Without the pictures, give the entries below again exactly as written.
** Start **
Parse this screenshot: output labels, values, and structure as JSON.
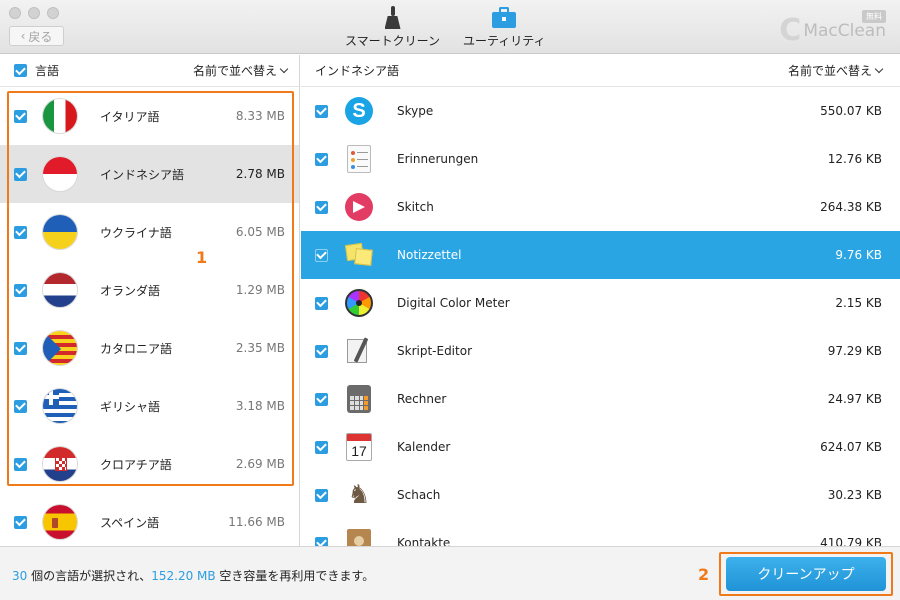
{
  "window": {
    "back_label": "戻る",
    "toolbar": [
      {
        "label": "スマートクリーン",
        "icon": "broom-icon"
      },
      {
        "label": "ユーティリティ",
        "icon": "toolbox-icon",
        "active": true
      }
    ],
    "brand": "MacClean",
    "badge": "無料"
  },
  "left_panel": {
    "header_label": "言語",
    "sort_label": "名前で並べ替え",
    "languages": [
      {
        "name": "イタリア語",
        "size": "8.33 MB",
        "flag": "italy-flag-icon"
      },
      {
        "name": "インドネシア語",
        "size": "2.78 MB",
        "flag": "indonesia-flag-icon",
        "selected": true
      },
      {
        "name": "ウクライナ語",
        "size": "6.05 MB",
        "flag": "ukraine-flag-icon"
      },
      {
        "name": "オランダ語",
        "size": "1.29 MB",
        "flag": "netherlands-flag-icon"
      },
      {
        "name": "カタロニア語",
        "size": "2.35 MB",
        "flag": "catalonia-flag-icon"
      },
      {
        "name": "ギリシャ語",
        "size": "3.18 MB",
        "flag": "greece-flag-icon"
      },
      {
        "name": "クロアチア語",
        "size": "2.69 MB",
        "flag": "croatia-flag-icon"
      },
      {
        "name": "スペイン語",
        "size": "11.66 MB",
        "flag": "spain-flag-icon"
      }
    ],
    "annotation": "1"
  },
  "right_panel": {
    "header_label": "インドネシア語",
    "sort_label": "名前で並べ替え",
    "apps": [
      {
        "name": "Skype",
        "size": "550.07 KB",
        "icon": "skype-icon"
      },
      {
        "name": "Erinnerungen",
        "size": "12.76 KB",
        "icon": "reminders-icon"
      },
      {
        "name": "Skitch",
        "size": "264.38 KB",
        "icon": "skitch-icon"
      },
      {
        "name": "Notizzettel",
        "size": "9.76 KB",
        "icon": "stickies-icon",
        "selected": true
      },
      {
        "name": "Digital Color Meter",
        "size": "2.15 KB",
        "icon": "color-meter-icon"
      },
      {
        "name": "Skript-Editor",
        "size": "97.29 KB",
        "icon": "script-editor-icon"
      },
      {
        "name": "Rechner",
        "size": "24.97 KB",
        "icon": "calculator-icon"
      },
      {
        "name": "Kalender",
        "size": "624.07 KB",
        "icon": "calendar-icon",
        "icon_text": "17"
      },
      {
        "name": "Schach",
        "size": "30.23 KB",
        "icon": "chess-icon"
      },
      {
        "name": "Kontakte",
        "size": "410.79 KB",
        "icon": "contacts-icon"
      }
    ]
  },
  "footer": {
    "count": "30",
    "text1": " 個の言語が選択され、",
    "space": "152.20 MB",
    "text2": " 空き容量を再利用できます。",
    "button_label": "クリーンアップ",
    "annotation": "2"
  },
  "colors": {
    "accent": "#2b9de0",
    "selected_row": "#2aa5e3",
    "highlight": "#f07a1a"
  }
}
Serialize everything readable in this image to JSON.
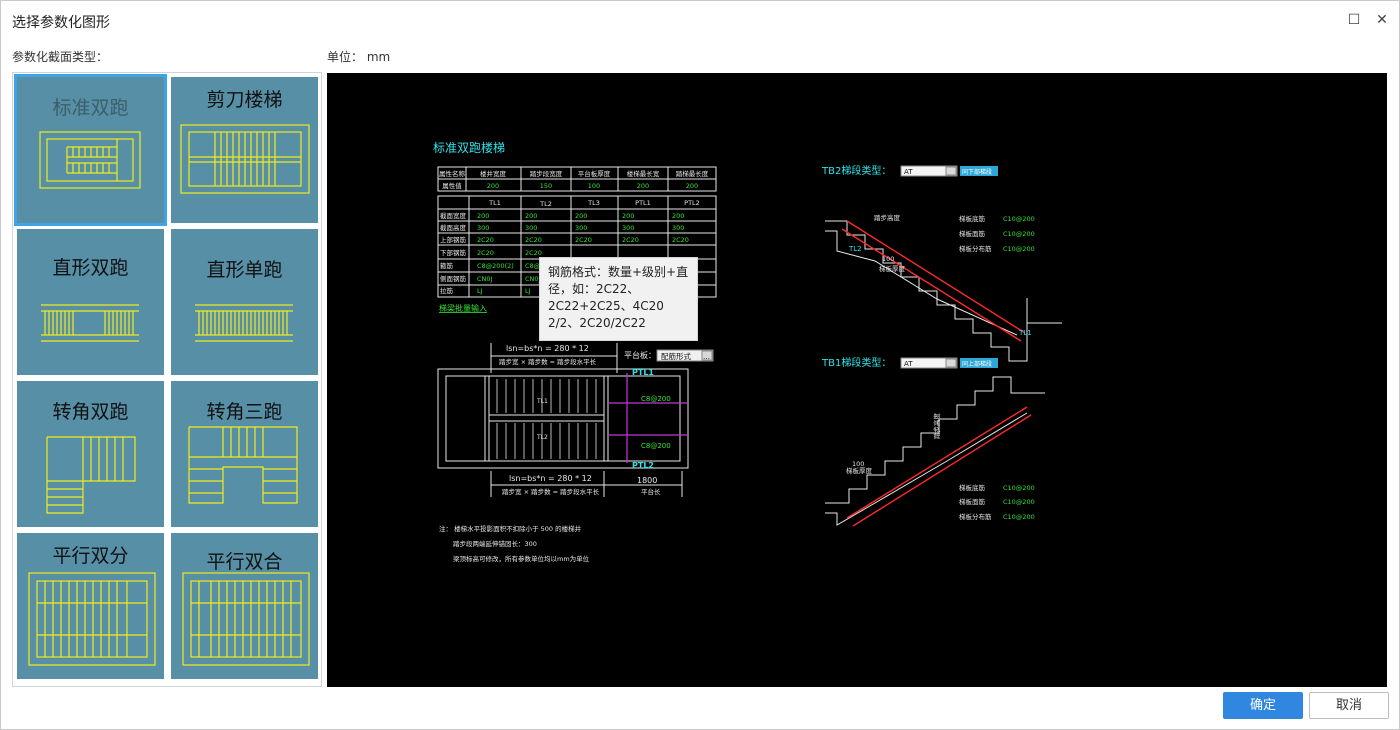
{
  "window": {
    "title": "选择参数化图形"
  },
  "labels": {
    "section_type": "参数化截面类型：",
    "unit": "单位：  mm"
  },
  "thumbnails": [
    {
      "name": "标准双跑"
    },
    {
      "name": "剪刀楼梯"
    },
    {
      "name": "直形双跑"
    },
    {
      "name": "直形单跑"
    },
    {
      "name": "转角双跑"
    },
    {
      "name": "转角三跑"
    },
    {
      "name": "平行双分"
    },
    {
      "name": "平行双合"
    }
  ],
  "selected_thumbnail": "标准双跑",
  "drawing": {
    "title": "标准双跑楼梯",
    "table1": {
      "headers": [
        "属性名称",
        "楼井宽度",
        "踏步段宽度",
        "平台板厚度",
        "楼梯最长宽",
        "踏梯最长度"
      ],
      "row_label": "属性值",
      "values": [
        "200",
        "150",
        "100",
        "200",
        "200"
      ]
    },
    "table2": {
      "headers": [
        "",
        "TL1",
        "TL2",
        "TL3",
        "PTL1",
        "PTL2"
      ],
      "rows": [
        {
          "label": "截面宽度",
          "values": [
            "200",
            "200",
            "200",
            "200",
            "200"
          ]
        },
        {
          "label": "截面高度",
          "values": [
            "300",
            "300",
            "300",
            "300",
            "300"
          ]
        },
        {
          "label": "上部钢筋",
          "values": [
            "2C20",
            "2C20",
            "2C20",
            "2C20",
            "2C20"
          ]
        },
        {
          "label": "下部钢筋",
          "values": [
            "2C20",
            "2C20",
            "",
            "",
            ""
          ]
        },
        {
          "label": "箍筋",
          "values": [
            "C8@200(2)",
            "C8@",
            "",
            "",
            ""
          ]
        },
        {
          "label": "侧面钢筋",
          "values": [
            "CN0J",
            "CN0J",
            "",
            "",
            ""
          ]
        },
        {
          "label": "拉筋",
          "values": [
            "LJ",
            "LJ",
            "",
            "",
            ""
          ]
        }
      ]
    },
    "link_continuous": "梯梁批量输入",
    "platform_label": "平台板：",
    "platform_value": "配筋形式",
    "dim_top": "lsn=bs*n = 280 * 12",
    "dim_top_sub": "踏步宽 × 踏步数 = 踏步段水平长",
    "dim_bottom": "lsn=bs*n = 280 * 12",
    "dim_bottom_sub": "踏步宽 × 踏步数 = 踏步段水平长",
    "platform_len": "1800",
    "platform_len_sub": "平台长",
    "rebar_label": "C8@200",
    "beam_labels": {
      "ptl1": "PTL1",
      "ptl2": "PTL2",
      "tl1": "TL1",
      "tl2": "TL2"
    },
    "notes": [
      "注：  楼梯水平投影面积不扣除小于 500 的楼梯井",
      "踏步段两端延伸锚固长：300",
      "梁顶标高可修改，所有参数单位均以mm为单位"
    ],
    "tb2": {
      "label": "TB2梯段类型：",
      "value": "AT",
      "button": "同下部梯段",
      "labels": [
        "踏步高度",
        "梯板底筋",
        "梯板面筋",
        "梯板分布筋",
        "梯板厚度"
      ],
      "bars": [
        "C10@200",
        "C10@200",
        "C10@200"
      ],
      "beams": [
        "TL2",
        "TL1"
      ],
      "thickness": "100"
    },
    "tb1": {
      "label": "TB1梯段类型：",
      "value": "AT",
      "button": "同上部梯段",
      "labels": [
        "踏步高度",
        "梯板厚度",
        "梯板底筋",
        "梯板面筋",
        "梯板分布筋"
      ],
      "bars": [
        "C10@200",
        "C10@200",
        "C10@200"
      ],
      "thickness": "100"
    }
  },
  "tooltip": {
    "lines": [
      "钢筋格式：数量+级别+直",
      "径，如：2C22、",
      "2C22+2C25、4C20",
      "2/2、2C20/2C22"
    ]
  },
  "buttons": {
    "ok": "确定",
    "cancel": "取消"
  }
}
** End **
▸ **Written response**
Parse this screenshot: output labels, values, and structure as JSON.
{
  "window": {
    "back_label": "戻る",
    "toolbar": [
      {
        "label": "スマートクリーン",
        "icon": "broom-icon"
      },
      {
        "label": "ユーティリティ",
        "icon": "toolbox-icon",
        "active": true
      }
    ],
    "brand": "MacClean",
    "badge": "無料"
  },
  "left_panel": {
    "header_label": "言語",
    "sort_label": "名前で並べ替え",
    "languages": [
      {
        "name": "イタリア語",
        "size": "8.33 MB",
        "flag": "italy-flag-icon"
      },
      {
        "name": "インドネシア語",
        "size": "2.78 MB",
        "flag": "indonesia-flag-icon",
        "selected": true
      },
      {
        "name": "ウクライナ語",
        "size": "6.05 MB",
        "flag": "ukraine-flag-icon"
      },
      {
        "name": "オランダ語",
        "size": "1.29 MB",
        "flag": "netherlands-flag-icon"
      },
      {
        "name": "カタロニア語",
        "size": "2.35 MB",
        "flag": "catalonia-flag-icon"
      },
      {
        "name": "ギリシャ語",
        "size": "3.18 MB",
        "flag": "greece-flag-icon"
      },
      {
        "name": "クロアチア語",
        "size": "2.69 MB",
        "flag": "croatia-flag-icon"
      },
      {
        "name": "スペイン語",
        "size": "11.66 MB",
        "flag": "spain-flag-icon"
      }
    ],
    "annotation": "1"
  },
  "right_panel": {
    "header_label": "インドネシア語",
    "sort_label": "名前で並べ替え",
    "apps": [
      {
        "name": "Skype",
        "size": "550.07 KB",
        "icon": "skype-icon"
      },
      {
        "name": "Erinnerungen",
        "size": "12.76 KB",
        "icon": "reminders-icon"
      },
      {
        "name": "Skitch",
        "size": "264.38 KB",
        "icon": "skitch-icon"
      },
      {
        "name": "Notizzettel",
        "size": "9.76 KB",
        "icon": "stickies-icon",
        "selected": true
      },
      {
        "name": "Digital Color Meter",
        "size": "2.15 KB",
        "icon": "color-meter-icon"
      },
      {
        "name": "Skript-Editor",
        "size": "97.29 KB",
        "icon": "script-editor-icon"
      },
      {
        "name": "Rechner",
        "size": "24.97 KB",
        "icon": "calculator-icon"
      },
      {
        "name": "Kalender",
        "size": "624.07 KB",
        "icon": "calendar-icon",
        "icon_text": "17"
      },
      {
        "name": "Schach",
        "size": "30.23 KB",
        "icon": "chess-icon"
      },
      {
        "name": "Kontakte",
        "size": "410.79 KB",
        "icon": "contacts-icon"
      }
    ]
  },
  "footer": {
    "count": "30",
    "text1": " 個の言語が選択され、",
    "space": "152.20 MB",
    "text2": " 空き容量を再利用できます。",
    "button_label": "クリーンアップ",
    "annotation": "2"
  },
  "colors": {
    "accent": "#2b9de0",
    "selected_row": "#2aa5e3",
    "highlight": "#f07a1a"
  }
}
Serialize everything readable in this image to JSON.
{
  "window": {
    "title": "选择参数化图形"
  },
  "labels": {
    "section_type": "参数化截面类型：",
    "unit": "单位：  mm"
  },
  "thumbnails": [
    {
      "name": "标准双跑"
    },
    {
      "name": "剪刀楼梯"
    },
    {
      "name": "直形双跑"
    },
    {
      "name": "直形单跑"
    },
    {
      "name": "转角双跑"
    },
    {
      "name": "转角三跑"
    },
    {
      "name": "平行双分"
    },
    {
      "name": "平行双合"
    }
  ],
  "selected_thumbnail": "标准双跑",
  "drawing": {
    "title": "标准双跑楼梯",
    "table1": {
      "headers": [
        "属性名称",
        "楼井宽度",
        "踏步段宽度",
        "平台板厚度",
        "楼梯最长宽",
        "踏梯最长度"
      ],
      "row_label": "属性值",
      "values": [
        "200",
        "150",
        "100",
        "200",
        "200"
      ]
    },
    "table2": {
      "headers": [
        "",
        "TL1",
        "TL2",
        "TL3",
        "PTL1",
        "PTL2"
      ],
      "rows": [
        {
          "label": "截面宽度",
          "values": [
            "200",
            "200",
            "200",
            "200",
            "200"
          ]
        },
        {
          "label": "截面高度",
          "values": [
            "300",
            "300",
            "300",
            "300",
            "300"
          ]
        },
        {
          "label": "上部钢筋",
          "values": [
            "2C20",
            "2C20",
            "2C20",
            "2C20",
            "2C20"
          ]
        },
        {
          "label": "下部钢筋",
          "values": [
            "2C20",
            "2C20",
            "",
            "",
            ""
          ]
        },
        {
          "label": "箍筋",
          "values": [
            "C8@200(2)",
            "C8@",
            "",
            "",
            ""
          ]
        },
        {
          "label": "侧面钢筋",
          "values": [
            "CN0J",
            "CN0J",
            "",
            "",
            ""
          ]
        },
        {
          "label": "拉筋",
          "values": [
            "LJ",
            "LJ",
            "",
            "",
            ""
          ]
        }
      ]
    },
    "link_continuous": "梯梁批量输入",
    "platform_label": "平台板：",
    "platform_value": "配筋形式",
    "dim_top": "lsn=bs*n = 280 * 12",
    "dim_top_sub": "踏步宽 × 踏步数 = 踏步段水平长",
    "dim_bottom": "lsn=bs*n = 280 * 12",
    "dim_bottom_sub": "踏步宽 × 踏步数 = 踏步段水平长",
    "platform_len": "1800",
    "platform_len_sub": "平台长",
    "rebar_label": "C8@200",
    "beam_labels": {
      "ptl1": "PTL1",
      "ptl2": "PTL2",
      "tl1": "TL1",
      "tl2": "TL2"
    },
    "notes": [
      "注：  楼梯水平投影面积不扣除小于 500 的楼梯井",
      "踏步段两端延伸锚固长：300",
      "梁顶标高可修改，所有参数单位均以mm为单位"
    ],
    "tb2": {
      "label": "TB2梯段类型：",
      "value": "AT",
      "button": "同下部梯段",
      "labels": [
        "踏步高度",
        "梯板底筋",
        "梯板面筋",
        "梯板分布筋",
        "梯板厚度"
      ],
      "bars": [
        "C10@200",
        "C10@200",
        "C10@200"
      ],
      "beams": [
        "TL2",
        "TL1"
      ],
      "thickness": "100"
    },
    "tb1": {
      "label": "TB1梯段类型：",
      "value": "AT",
      "button": "同上部梯段",
      "labels": [
        "踏步高度",
        "梯板厚度",
        "梯板底筋",
        "梯板面筋",
        "梯板分布筋"
      ],
      "bars": [
        "C10@200",
        "C10@200",
        "C10@200"
      ],
      "thickness": "100"
    }
  },
  "tooltip": {
    "lines": [
      "钢筋格式：数量+级别+直",
      "径，如：2C22、",
      "2C22+2C25、4C20",
      "2/2、2C20/2C22"
    ]
  },
  "buttons": {
    "ok": "确定",
    "cancel": "取消"
  }
}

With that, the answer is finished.